▶ EXERCISE INSTRUCTIONS
Wherever the string "Francisco" appears in a line, extract that line.

▶ SUPPLIED MATERIAL
--------
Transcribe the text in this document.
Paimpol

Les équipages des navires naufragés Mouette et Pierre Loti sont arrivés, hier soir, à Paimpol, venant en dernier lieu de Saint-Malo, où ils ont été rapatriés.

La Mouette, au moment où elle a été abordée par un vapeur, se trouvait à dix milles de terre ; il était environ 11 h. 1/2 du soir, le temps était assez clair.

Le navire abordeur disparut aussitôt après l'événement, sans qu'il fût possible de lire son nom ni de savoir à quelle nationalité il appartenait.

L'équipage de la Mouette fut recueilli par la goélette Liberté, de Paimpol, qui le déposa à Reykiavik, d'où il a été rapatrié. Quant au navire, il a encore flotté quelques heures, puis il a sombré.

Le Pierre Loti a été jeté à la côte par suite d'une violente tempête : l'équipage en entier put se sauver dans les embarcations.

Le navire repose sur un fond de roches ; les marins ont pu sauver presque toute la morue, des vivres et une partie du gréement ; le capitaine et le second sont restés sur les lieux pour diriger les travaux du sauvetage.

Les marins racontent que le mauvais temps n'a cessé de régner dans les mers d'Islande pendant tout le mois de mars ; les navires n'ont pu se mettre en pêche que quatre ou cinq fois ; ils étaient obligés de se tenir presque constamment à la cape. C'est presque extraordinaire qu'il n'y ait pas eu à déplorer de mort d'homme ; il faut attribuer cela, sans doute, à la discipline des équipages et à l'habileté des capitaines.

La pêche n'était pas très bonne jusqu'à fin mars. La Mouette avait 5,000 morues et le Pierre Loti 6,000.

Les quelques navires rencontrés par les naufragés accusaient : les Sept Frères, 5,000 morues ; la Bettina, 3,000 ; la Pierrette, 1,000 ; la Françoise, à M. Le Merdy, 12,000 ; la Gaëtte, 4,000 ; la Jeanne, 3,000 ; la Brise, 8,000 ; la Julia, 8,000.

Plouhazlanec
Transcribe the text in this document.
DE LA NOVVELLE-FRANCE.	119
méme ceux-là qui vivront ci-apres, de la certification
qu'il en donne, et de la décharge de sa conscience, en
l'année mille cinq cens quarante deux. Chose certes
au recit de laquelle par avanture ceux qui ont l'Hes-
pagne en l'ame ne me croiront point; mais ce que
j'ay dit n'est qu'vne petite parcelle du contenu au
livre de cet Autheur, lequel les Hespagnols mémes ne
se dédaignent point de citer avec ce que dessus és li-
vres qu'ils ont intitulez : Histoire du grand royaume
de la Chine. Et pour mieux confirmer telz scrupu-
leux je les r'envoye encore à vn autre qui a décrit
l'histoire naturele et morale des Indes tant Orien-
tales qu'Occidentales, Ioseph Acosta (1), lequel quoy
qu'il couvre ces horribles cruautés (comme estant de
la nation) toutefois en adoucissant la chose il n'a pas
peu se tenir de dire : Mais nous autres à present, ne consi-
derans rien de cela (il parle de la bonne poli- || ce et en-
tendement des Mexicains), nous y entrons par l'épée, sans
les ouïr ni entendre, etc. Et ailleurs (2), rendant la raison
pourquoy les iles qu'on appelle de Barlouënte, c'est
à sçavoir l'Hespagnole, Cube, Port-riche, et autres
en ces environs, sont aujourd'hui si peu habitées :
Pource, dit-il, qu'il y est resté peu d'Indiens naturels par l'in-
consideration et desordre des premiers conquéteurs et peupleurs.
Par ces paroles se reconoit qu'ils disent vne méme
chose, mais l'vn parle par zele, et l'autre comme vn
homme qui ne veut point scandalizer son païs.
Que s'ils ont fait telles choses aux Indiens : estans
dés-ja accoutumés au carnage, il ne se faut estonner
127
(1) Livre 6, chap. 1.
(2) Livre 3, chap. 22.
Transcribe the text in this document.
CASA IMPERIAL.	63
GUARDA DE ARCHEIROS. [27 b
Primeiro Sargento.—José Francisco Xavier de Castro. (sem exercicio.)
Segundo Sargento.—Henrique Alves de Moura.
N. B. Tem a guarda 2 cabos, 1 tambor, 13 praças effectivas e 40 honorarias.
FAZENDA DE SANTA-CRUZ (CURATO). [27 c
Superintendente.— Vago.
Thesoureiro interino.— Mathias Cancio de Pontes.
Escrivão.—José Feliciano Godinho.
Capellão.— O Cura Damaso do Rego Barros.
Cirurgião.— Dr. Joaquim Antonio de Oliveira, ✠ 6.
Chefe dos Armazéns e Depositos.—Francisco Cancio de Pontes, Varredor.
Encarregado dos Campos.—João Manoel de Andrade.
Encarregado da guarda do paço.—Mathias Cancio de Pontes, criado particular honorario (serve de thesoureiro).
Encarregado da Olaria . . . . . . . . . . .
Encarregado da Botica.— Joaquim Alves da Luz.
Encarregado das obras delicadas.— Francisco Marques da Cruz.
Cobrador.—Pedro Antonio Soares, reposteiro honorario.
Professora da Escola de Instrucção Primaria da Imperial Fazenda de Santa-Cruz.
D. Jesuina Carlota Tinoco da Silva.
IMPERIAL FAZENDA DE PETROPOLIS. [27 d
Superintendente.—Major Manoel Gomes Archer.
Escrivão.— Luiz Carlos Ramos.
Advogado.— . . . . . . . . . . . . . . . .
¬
--------
▶ RESPONSE
Primeiro Sargento.—José Francisco Xavier de Castro. (sem exercicio.)
Chefe dos Armazéns e Depositos.—Francisco Cancio de Pontes, Varredor.
Encarregado das obras delicadas.— Francisco Marques da Cruz.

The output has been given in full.